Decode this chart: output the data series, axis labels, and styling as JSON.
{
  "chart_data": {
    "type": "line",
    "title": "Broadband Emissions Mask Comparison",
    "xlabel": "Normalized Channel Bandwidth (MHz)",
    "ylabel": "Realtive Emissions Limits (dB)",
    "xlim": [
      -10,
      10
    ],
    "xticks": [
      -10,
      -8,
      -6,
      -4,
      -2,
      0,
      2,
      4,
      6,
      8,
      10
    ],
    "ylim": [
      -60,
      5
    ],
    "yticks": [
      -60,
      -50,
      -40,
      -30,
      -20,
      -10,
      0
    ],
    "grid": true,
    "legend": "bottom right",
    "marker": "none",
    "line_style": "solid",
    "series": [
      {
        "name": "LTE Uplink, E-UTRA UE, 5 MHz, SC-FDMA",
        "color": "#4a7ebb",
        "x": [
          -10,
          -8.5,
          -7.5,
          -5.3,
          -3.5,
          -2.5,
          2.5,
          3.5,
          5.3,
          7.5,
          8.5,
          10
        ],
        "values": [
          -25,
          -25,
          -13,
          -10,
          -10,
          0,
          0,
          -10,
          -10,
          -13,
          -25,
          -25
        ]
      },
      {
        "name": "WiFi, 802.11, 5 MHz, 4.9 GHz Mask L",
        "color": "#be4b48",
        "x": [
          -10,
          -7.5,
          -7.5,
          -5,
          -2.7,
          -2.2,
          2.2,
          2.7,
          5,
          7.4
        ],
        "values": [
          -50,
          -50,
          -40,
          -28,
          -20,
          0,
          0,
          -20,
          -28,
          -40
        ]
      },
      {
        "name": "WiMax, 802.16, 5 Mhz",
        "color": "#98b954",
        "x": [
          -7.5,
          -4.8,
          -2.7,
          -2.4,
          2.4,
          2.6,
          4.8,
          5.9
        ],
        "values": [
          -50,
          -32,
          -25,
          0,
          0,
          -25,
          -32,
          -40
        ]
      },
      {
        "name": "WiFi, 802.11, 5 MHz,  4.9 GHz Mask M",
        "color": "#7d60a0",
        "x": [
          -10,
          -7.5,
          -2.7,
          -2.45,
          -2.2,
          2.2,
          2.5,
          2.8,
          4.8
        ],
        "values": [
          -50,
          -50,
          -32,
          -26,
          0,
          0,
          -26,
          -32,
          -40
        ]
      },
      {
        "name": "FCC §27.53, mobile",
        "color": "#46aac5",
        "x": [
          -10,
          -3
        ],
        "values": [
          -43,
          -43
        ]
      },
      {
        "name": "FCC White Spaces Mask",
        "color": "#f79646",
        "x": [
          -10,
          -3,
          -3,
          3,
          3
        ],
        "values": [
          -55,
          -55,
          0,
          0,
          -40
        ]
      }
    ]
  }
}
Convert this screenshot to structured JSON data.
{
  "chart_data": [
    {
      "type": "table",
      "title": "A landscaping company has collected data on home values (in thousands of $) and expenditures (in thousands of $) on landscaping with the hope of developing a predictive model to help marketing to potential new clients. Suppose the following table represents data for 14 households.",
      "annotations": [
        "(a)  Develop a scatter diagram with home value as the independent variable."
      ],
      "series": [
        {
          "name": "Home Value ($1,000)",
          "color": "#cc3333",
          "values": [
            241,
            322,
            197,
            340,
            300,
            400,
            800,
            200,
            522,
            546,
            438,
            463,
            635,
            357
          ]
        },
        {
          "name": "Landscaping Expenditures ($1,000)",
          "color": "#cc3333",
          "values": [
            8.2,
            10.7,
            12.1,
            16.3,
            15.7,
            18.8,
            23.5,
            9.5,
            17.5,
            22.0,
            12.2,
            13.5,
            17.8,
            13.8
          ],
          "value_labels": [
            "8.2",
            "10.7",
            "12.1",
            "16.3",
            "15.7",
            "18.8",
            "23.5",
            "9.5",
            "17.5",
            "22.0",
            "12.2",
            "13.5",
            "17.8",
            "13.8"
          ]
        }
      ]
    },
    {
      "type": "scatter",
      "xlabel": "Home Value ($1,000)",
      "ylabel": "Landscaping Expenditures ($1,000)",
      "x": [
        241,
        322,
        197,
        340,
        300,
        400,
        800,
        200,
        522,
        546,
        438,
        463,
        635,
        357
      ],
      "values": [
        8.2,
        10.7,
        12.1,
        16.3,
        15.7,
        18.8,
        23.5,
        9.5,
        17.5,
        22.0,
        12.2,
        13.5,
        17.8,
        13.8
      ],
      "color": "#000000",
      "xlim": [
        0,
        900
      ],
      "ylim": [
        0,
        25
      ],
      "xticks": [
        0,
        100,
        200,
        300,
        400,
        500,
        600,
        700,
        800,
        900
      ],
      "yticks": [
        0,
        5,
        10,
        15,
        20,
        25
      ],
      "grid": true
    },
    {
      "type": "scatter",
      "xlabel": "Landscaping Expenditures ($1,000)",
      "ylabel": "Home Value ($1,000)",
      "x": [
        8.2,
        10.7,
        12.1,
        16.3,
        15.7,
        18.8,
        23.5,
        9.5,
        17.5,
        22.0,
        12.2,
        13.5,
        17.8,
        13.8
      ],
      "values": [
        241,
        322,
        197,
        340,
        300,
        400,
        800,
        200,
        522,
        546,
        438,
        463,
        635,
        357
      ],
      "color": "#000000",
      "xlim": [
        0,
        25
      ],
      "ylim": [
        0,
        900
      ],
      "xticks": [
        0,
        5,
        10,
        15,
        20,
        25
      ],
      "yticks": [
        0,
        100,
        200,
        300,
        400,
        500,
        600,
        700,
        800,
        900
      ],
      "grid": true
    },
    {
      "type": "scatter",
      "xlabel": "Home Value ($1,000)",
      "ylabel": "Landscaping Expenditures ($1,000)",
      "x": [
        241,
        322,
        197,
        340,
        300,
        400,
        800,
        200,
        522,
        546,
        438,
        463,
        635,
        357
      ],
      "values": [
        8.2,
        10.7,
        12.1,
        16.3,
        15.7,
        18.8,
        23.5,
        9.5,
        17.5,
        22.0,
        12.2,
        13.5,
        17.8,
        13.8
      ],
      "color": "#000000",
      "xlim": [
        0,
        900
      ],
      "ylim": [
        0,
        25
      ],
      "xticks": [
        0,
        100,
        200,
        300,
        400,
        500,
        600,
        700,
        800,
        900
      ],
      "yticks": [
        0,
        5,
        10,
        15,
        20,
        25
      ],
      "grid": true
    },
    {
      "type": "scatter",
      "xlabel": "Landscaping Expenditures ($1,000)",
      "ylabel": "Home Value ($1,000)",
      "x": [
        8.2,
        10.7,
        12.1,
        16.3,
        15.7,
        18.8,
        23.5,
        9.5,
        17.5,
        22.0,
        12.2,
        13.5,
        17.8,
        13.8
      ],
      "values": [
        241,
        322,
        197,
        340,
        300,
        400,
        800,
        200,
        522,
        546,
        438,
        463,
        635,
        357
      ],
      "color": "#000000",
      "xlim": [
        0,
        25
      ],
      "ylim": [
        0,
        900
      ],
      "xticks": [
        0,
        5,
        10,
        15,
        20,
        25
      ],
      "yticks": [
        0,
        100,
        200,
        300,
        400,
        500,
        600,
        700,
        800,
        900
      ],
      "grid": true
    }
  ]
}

Your instructions: Every record above should be output exactly.

Task solution:
Decode this chart: output the data series, axis labels, and styling as JSON.
{
  "chart_data": {
    "type": "line",
    "title": "Broadband Emissions Mask Comparison",
    "xlabel": "Normalized Channel Bandwidth (MHz)",
    "ylabel": "Realtive Emissions Limits (dB)",
    "xlim": [
      -10,
      10
    ],
    "xticks": [
      -10,
      -8,
      -6,
      -4,
      -2,
      0,
      2,
      4,
      6,
      8,
      10
    ],
    "ylim": [
      -60,
      5
    ],
    "yticks": [
      -60,
      -50,
      -40,
      -30,
      -20,
      -10,
      0
    ],
    "grid": true,
    "legend": "bottom right",
    "marker": "none",
    "line_style": "solid",
    "series": [
      {
        "name": "LTE Uplink, E-UTRA UE, 5 MHz, SC-FDMA",
        "color": "#4a7ebb",
        "x": [
          -10,
          -8.5,
          -7.5,
          -5.3,
          -3.5,
          -2.5,
          2.5,
          3.5,
          5.3,
          7.5,
          8.5,
          10
        ],
        "values": [
          -25,
          -25,
          -13,
          -10,
          -10,
          0,
          0,
          -10,
          -10,
          -13,
          -25,
          -25
        ]
      },
      {
        "name": "WiFi, 802.11, 5 MHz, 4.9 GHz Mask L",
        "color": "#be4b48",
        "x": [
          -10,
          -7.5,
          -7.5,
          -5,
          -2.7,
          -2.2,
          2.2,
          2.7,
          5,
          7.4
        ],
        "values": [
          -50,
          -50,
          -40,
          -28,
          -20,
          0,
          0,
          -20,
          -28,
          -40
        ]
      },
      {
        "name": "WiMax, 802.16, 5 Mhz",
        "color": "#98b954",
        "x": [
          -7.5,
          -4.8,
          -2.7,
          -2.4,
          2.4,
          2.6,
          4.8,
          5.9
        ],
        "values": [
          -50,
          -32,
          -25,
          0,
          0,
          -25,
          -32,
          -40
        ]
      },
      {
        "name": "WiFi, 802.11, 5 MHz,  4.9 GHz Mask M",
        "color": "#7d60a0",
        "x": [
          -10,
          -7.5,
          -2.7,
          -2.45,
          -2.2,
          2.2,
          2.5,
          2.8,
          4.8
        ],
        "values": [
          -50,
          -50,
          -32,
          -26,
          0,
          0,
          -26,
          -32,
          -40
        ]
      },
      {
        "name": "FCC §27.53, mobile",
        "color": "#46aac5",
        "x": [
          -10,
          -3
        ],
        "values": [
          -43,
          -43
        ]
      },
      {
        "name": "FCC White Spaces Mask",
        "color": "#f79646",
        "x": [
          -10,
          -3,
          -3,
          3,
          3
        ],
        "values": [
          -55,
          -55,
          0,
          0,
          -40
        ]
      }
    ]
  }
}
Convert this screenshot to structured JSON data.
{
  "chart_data": [
    {
      "type": "table",
      "title": "A landscaping company has collected data on home values (in thousands of $) and expenditures (in thousands of $) on landscaping with the hope of developing a predictive model to help marketing to potential new clients. Suppose the following table represents data for 14 households.",
      "annotations": [
        "(a)  Develop a scatter diagram with home value as the independent variable."
      ],
      "series": [
        {
          "name": "Home Value ($1,000)",
          "color": "#cc3333",
          "values": [
            241,
            322,
            197,
            340,
            300,
            400,
            800,
            200,
            522,
            546,
            438,
            463,
            635,
            357
          ]
        },
        {
          "name": "Landscaping Expenditures ($1,000)",
          "color": "#cc3333",
          "values": [
            8.2,
            10.7,
            12.1,
            16.3,
            15.7,
            18.8,
            23.5,
            9.5,
            17.5,
            22.0,
            12.2,
            13.5,
            17.8,
            13.8
          ],
          "value_labels": [
            "8.2",
            "10.7",
            "12.1",
            "16.3",
            "15.7",
            "18.8",
            "23.5",
            "9.5",
            "17.5",
            "22.0",
            "12.2",
            "13.5",
            "17.8",
            "13.8"
          ]
        }
      ]
    },
    {
      "type": "scatter",
      "xlabel": "Home Value ($1,000)",
      "ylabel": "Landscaping Expenditures ($1,000)",
      "x": [
        241,
        322,
        197,
        340,
        300,
        400,
        800,
        200,
        522,
        546,
        438,
        463,
        635,
        357
      ],
      "values": [
        8.2,
        10.7,
        12.1,
        16.3,
        15.7,
        18.8,
        23.5,
        9.5,
        17.5,
        22.0,
        12.2,
        13.5,
        17.8,
        13.8
      ],
      "color": "#000000",
      "xlim": [
        0,
        900
      ],
      "ylim": [
        0,
        25
      ],
      "xticks": [
        0,
        100,
        200,
        300,
        400,
        500,
        600,
        700,
        800,
        900
      ],
      "yticks": [
        0,
        5,
        10,
        15,
        20,
        25
      ],
      "grid": true
    },
    {
      "type": "scatter",
      "xlabel": "Landscaping Expenditures ($1,000)",
      "ylabel": "Home Value ($1,000)",
      "x": [
        8.2,
        10.7,
        12.1,
        16.3,
        15.7,
        18.8,
        23.5,
        9.5,
        17.5,
        22.0,
        12.2,
        13.5,
        17.8,
        13.8
      ],
      "values": [
        241,
        322,
        197,
        340,
        300,
        400,
        800,
        200,
        522,
        546,
        438,
        463,
        635,
        357
      ],
      "color": "#000000",
      "xlim": [
        0,
        25
      ],
      "ylim": [
        0,
        900
      ],
      "xticks": [
        0,
        5,
        10,
        15,
        20,
        25
      ],
      "yticks": [
        0,
        100,
        200,
        300,
        400,
        500,
        600,
        700,
        800,
        900
      ],
      "grid": true
    },
    {
      "type": "scatter",
      "xlabel": "Home Value ($1,000)",
      "ylabel": "Landscaping Expenditures ($1,000)",
      "x": [
        241,
        322,
        197,
        340,
        300,
        400,
        800,
        200,
        522,
        546,
        438,
        463,
        635,
        357
      ],
      "values": [
        8.2,
        10.7,
        12.1,
        16.3,
        15.7,
        18.8,
        23.5,
        9.5,
        17.5,
        22.0,
        12.2,
        13.5,
        17.8,
        13.8
      ],
      "color": "#000000",
      "xlim": [
        0,
        900
      ],
      "ylim": [
        0,
        25
      ],
      "xticks": [
        0,
        100,
        200,
        300,
        400,
        500,
        600,
        700,
        800,
        900
      ],
      "yticks": [
        0,
        5,
        10,
        15,
        20,
        25
      ],
      "grid": true
    },
    {
      "type": "scatter",
      "xlabel": "Landscaping Expenditures ($1,000)",
      "ylabel": "Home Value ($1,000)",
      "x": [
        8.2,
        10.7,
        12.1,
        16.3,
        15.7,
        18.8,
        23.5,
        9.5,
        17.5,
        22.0,
        12.2,
        13.5,
        17.8,
        13.8
      ],
      "values": [
        241,
        322,
        197,
        340,
        300,
        400,
        800,
        200,
        522,
        546,
        438,
        463,
        635,
        357
      ],
      "color": "#000000",
      "xlim": [
        0,
        25
      ],
      "ylim": [
        0,
        900
      ],
      "xticks": [
        0,
        5,
        10,
        15,
        20,
        25
      ],
      "yticks": [
        0,
        100,
        200,
        300,
        400,
        500,
        600,
        700,
        800,
        900
      ],
      "grid": true
    }
  ]
}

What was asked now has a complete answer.